### [Stored records]

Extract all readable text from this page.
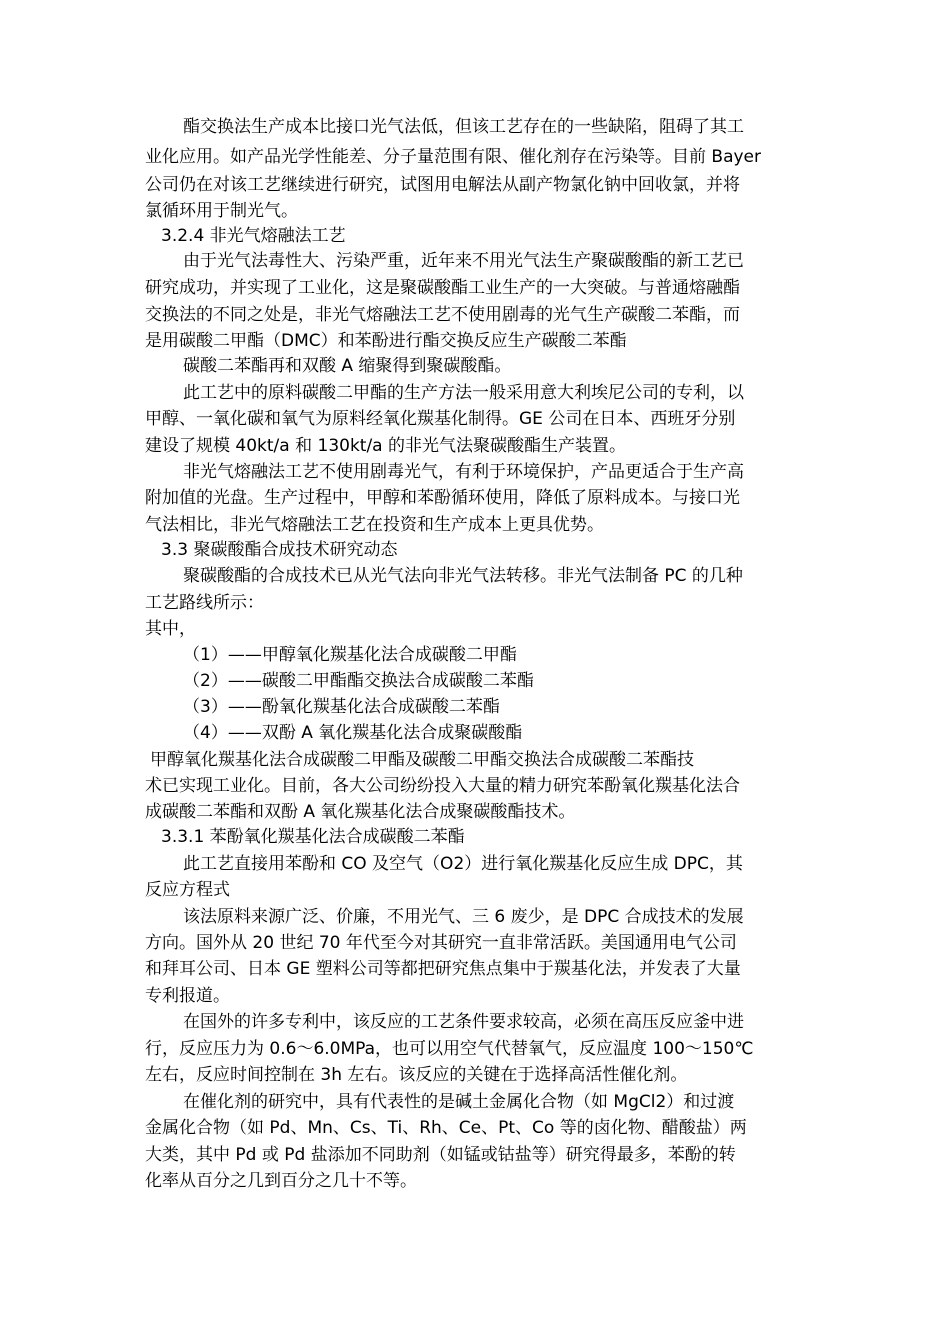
酯交换法生产成本比接口光气法低，但该工艺存在的一些缺陷，阻碍了其工
业化应用。如产品光学性能差、分子量范围有限、催化剂存在污染等。目前 Bayer
公司仍在对该工艺继续进行研究，试图用电解法从副产物氯化钠中回收氯，并将
氯循环用于制光气。
3.2.4 非光气熔融法工艺
由于光气法毒性大、污染严重，近年来不用光气法生产聚碳酸酯的新工艺已
研究成功，并实现了工业化，这是聚碳酸酯工业生产的一大突破。与普通熔融酯
交换法的不同之处是，非光气熔融法工艺不使用剧毒的光气生产碳酸二苯酯，而
是用碳酸二甲酯（DMC）和苯酚进行酯交换反应生产碳酸二苯酯
碳酸二苯酯再和双酸 A 缩聚得到聚碳酸酯。
此工艺中的原料碳酸二甲酯的生产方法一般采用意大利埃尼公司的专利，以
甲醇、一氧化碳和氧气为原料经氧化羰基化制得。GE 公司在日本、西班牙分别
建设了规模 40kt/a 和 130kt/a 的非光气法聚碳酸酯生产装置。
非光气熔融法工艺不使用剧毒光气，有利于环境保护，产品更适合于生产高
附加值的光盘。生产过程中，甲醇和苯酚循环使用，降低了原料成本。与接口光
气法相比，非光气熔融法工艺在投资和生产成本上更具优势。
3.3 聚碳酸酯合成技术研究动态
聚碳酸酯的合成技术已从光气法向非光气法转移。非光气法制备 PC 的几种
工艺路线所示：
其中，
（1）——甲醇氧化羰基化法合成碳酸二甲酯
（2）——碳酸二甲酯酯交换法合成碳酸二苯酯
（3）——酚氧化羰基化法合成碳酸二苯酯
（4）——双酚 A 氧化羰基化法合成聚碳酸酯
甲醇氧化羰基化法合成碳酸二甲酯及碳酸二甲酯交换法合成碳酸二苯酯技
术已实现工业化。目前，各大公司纷纷投入大量的精力研究苯酚氧化羰基化法合
成碳酸二苯酯和双酚 A 氧化羰基化法合成聚碳酸酯技术。
3.3.1 苯酚氧化羰基化法合成碳酸二苯酯
此工艺直接用苯酚和 CO 及空气（O2）进行氧化羰基化反应生成 DPC，其
反应方程式
该法原料来源广泛、价廉，不用光气、三 6 废少，是 DPC 合成技术的发展
方向。国外从 20 世纪 70 年代至今对其研究一直非常活跃。美国通用电气公司
和拜耳公司、日本 GE 塑料公司等都把研究焦点集中于羰基化法，并发表了大量
专利报道。
在国外的许多专利中，该反应的工艺条件要求较高，必须在高压反应釜中进
行，反应压力为 0.6～6.0MPa，也可以用空气代替氧气，反应温度 100～150℃
左右，反应时间控制在 3h 左右。该反应的关键在于选择高活性催化剂。
在催化剂的研究中，具有代表性的是碱土金属化合物（如 MgCl2）和过渡
金属化合物（如 Pd、Mn、Cs、Ti、Rh、Ce、Pt、Co 等的卤化物、醋酸盐）两
大类，其中 Pd 或 Pd 盐添加不同助剂（如锰或钴盐等）研究得最多，苯酚的转
化率从百分之几到百分之几十不等。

### [REQUEST]
Transcribe the preceding listing in its entirety and with exact wording, leaving out pictures.

### [PROBLEM SOLUTION]
Extract all readable text from this page.
酯交换法生产成本比接口光气法低，但该工艺存在的一些缺陷，阻碍了其工
业化应用。如产品光学性能差、分子量范围有限、催化剂存在污染等。目前 Bayer
公司仍在对该工艺继续进行研究，试图用电解法从副产物氯化钠中回收氯，并将
氯循环用于制光气。
3.2.4 非光气熔融法工艺
由于光气法毒性大、污染严重，近年来不用光气法生产聚碳酸酯的新工艺已
研究成功，并实现了工业化，这是聚碳酸酯工业生产的一大突破。与普通熔融酯
交换法的不同之处是，非光气熔融法工艺不使用剧毒的光气生产碳酸二苯酯，而
是用碳酸二甲酯（DMC）和苯酚进行酯交换反应生产碳酸二苯酯
碳酸二苯酯再和双酸 A 缩聚得到聚碳酸酯。
此工艺中的原料碳酸二甲酯的生产方法一般采用意大利埃尼公司的专利，以
甲醇、一氧化碳和氧气为原料经氧化羰基化制得。GE 公司在日本、西班牙分别
建设了规模 40kt/a 和 130kt/a 的非光气法聚碳酸酯生产装置。
非光气熔融法工艺不使用剧毒光气，有利于环境保护，产品更适合于生产高
附加值的光盘。生产过程中，甲醇和苯酚循环使用，降低了原料成本。与接口光
气法相比，非光气熔融法工艺在投资和生产成本上更具优势。
3.3 聚碳酸酯合成技术研究动态
聚碳酸酯的合成技术已从光气法向非光气法转移。非光气法制备 PC 的几种
工艺路线所示：
其中，
（1）——甲醇氧化羰基化法合成碳酸二甲酯
（2）——碳酸二甲酯酯交换法合成碳酸二苯酯
（3）——酚氧化羰基化法合成碳酸二苯酯
（4）——双酚 A 氧化羰基化法合成聚碳酸酯
甲醇氧化羰基化法合成碳酸二甲酯及碳酸二甲酯交换法合成碳酸二苯酯技
术已实现工业化。目前，各大公司纷纷投入大量的精力研究苯酚氧化羰基化法合
成碳酸二苯酯和双酚 A 氧化羰基化法合成聚碳酸酯技术。
3.3.1 苯酚氧化羰基化法合成碳酸二苯酯
此工艺直接用苯酚和 CO 及空气（O2）进行氧化羰基化反应生成 DPC，其
反应方程式
该法原料来源广泛、价廉，不用光气、三 6 废少，是 DPC 合成技术的发展
方向。国外从 20 世纪 70 年代至今对其研究一直非常活跃。美国通用电气公司
和拜耳公司、日本 GE 塑料公司等都把研究焦点集中于羰基化法，并发表了大量
专利报道。
在国外的许多专利中，该反应的工艺条件要求较高，必须在高压反应釜中进
行，反应压力为 0.6～6.0MPa，也可以用空气代替氧气，反应温度 100～150℃
左右，反应时间控制在 3h 左右。该反应的关键在于选择高活性催化剂。
在催化剂的研究中，具有代表性的是碱土金属化合物（如 MgCl2）和过渡
金属化合物（如 Pd、Mn、Cs、Ti、Rh、Ce、Pt、Co 等的卤化物、醋酸盐）两
大类，其中 Pd 或 Pd 盐添加不同助剂（如锰或钴盐等）研究得最多，苯酚的转
化率从百分之几到百分之几十不等。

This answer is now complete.